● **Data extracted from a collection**
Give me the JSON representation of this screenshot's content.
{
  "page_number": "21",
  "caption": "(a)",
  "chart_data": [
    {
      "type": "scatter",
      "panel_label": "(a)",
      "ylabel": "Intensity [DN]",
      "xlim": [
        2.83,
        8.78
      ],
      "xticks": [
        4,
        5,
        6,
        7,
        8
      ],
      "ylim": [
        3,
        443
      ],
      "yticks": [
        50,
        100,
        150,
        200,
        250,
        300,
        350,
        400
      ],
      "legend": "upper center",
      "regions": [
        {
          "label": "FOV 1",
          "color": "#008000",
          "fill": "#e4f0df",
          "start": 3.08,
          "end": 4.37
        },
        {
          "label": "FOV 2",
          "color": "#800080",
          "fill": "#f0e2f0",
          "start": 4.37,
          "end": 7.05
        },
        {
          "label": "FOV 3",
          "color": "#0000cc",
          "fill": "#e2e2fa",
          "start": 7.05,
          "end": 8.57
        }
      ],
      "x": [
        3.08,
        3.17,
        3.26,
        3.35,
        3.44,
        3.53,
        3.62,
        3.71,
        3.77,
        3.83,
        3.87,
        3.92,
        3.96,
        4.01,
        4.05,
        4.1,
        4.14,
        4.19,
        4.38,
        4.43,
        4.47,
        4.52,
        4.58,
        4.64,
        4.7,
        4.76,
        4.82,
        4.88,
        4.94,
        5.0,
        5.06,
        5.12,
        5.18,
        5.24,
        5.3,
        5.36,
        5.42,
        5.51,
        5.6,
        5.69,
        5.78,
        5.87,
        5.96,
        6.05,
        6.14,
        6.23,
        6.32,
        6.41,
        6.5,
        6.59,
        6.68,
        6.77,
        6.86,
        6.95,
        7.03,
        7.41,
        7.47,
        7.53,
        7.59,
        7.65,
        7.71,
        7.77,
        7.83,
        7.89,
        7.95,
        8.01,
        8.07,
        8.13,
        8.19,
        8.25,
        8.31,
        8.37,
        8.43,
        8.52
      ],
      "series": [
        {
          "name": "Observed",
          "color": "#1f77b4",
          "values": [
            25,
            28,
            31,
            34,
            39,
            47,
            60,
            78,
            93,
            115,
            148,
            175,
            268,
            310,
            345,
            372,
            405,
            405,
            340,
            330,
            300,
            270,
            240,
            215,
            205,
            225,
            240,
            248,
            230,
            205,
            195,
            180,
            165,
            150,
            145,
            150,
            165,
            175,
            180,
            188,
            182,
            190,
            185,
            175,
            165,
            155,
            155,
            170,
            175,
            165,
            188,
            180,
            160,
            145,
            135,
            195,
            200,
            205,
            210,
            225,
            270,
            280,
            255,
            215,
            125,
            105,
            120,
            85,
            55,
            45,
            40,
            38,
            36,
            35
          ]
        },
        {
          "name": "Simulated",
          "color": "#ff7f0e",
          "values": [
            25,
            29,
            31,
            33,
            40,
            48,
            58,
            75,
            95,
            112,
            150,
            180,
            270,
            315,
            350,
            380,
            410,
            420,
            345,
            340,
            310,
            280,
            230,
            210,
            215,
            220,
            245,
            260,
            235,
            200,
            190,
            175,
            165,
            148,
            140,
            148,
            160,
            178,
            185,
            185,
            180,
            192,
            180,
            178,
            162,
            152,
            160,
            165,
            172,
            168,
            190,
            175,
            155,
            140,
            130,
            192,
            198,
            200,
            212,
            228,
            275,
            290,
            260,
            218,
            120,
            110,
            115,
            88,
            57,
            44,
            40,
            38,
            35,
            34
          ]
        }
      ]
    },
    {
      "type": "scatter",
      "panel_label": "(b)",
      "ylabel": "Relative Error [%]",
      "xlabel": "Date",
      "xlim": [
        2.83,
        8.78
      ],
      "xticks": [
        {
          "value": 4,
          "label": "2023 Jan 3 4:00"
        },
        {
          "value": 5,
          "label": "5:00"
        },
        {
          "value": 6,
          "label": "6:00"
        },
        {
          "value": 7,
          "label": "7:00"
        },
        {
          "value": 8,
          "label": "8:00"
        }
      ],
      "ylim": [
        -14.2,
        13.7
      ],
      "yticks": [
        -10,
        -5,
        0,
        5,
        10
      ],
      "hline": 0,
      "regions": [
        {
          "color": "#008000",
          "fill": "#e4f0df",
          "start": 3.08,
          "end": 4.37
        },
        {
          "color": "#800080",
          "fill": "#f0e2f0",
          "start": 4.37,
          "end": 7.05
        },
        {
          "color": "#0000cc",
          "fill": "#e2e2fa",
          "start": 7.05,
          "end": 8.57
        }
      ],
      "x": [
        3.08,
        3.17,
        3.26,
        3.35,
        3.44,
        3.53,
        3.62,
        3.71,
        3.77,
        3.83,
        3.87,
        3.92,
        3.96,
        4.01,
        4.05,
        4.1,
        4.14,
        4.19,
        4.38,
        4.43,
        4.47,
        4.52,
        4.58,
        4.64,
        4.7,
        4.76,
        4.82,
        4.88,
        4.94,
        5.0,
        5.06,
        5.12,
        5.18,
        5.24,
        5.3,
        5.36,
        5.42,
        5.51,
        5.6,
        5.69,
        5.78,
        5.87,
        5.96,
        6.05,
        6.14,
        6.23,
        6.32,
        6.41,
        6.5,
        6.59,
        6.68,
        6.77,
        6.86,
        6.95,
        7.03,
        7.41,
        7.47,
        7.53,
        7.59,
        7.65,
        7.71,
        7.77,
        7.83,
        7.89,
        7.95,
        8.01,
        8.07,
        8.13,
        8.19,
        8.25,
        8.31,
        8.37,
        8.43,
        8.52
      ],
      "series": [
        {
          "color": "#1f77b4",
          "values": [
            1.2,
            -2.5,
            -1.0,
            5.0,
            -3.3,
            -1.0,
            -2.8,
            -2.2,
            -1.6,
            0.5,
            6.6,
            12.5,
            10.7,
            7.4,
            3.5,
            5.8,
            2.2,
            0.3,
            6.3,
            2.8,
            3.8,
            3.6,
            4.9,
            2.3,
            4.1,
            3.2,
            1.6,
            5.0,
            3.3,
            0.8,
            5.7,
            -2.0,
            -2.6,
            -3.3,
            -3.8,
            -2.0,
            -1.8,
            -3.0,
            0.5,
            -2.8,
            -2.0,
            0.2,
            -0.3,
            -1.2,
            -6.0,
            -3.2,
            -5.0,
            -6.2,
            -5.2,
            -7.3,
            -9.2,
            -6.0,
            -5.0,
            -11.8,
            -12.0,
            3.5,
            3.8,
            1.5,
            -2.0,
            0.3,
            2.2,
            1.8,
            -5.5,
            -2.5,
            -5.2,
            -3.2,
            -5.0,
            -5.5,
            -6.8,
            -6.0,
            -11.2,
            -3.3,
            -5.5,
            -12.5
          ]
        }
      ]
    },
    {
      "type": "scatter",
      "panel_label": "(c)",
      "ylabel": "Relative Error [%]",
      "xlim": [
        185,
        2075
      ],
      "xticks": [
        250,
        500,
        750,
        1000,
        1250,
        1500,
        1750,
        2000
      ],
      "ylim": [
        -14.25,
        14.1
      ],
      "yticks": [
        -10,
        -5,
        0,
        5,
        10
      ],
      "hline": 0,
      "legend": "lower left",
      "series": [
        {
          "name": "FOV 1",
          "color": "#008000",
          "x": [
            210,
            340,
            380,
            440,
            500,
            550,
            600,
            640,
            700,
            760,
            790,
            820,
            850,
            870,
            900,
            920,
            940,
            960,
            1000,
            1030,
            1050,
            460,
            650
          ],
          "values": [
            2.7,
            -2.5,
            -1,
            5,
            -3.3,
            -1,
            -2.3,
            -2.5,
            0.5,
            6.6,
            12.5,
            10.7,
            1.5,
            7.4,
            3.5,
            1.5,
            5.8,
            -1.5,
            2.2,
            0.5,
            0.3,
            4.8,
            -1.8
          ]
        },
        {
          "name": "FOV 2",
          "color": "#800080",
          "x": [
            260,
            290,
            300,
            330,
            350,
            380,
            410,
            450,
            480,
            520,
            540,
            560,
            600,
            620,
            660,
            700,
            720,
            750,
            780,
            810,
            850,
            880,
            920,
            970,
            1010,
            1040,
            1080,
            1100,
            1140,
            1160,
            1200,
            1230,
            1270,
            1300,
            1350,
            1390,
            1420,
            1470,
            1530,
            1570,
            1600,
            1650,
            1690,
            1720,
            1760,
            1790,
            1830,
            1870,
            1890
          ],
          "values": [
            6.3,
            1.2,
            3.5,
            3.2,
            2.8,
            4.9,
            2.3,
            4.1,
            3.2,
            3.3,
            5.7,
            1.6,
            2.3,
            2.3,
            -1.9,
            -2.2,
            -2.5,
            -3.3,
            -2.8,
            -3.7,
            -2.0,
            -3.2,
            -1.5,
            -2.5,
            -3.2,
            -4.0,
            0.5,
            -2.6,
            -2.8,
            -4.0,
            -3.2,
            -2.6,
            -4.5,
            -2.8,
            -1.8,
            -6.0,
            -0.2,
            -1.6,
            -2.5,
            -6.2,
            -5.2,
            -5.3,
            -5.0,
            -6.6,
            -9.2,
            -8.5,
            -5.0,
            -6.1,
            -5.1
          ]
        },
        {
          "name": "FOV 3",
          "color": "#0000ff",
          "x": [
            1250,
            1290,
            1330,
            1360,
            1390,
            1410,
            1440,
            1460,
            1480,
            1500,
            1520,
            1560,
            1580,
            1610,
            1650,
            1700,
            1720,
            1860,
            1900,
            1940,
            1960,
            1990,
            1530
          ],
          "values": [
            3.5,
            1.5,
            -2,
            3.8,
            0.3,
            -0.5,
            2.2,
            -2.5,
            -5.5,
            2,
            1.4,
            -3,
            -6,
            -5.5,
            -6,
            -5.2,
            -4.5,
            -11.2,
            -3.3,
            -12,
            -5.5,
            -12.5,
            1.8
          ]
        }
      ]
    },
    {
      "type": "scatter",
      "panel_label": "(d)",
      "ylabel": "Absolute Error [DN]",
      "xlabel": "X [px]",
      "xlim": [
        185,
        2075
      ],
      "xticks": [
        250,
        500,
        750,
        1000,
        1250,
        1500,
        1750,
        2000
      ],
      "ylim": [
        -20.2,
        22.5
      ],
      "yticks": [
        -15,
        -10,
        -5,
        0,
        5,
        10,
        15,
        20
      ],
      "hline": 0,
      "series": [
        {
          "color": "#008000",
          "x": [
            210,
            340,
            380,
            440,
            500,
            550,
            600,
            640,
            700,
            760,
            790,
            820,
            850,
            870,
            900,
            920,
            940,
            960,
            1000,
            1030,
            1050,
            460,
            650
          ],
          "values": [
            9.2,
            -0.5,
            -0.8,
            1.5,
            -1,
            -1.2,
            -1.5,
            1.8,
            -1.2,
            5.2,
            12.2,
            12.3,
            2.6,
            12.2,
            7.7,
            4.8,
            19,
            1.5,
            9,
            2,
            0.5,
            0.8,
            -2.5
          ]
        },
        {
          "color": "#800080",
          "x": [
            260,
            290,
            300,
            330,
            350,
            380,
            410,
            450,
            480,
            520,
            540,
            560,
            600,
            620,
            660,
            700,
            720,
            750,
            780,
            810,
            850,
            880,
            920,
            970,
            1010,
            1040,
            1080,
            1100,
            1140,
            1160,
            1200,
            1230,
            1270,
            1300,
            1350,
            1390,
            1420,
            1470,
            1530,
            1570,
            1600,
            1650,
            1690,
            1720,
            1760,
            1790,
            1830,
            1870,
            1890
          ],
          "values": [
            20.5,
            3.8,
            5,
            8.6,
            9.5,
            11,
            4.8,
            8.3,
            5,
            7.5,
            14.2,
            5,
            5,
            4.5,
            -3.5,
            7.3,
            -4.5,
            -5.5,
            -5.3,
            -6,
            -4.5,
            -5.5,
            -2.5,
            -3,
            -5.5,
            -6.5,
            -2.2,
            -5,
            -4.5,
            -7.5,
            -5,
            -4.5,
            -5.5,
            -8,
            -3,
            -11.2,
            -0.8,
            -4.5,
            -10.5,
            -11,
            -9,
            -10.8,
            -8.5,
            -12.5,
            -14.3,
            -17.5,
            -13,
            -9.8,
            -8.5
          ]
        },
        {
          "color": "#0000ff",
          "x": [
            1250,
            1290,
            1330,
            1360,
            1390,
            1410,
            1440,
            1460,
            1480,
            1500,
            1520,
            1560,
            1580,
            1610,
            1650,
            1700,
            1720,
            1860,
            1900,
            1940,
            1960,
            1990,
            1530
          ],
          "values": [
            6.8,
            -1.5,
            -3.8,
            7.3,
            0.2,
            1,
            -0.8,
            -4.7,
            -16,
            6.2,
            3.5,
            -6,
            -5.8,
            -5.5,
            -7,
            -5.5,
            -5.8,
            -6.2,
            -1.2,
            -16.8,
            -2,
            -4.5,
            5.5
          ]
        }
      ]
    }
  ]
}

● **Requirement**
Copy each line above where the string "name" occurs.

● **Written response**
          "name": "Observed",
          "name": "Simulated",
          "name": "FOV 1",
          "name": "FOV 2",
          "name": "FOV 3",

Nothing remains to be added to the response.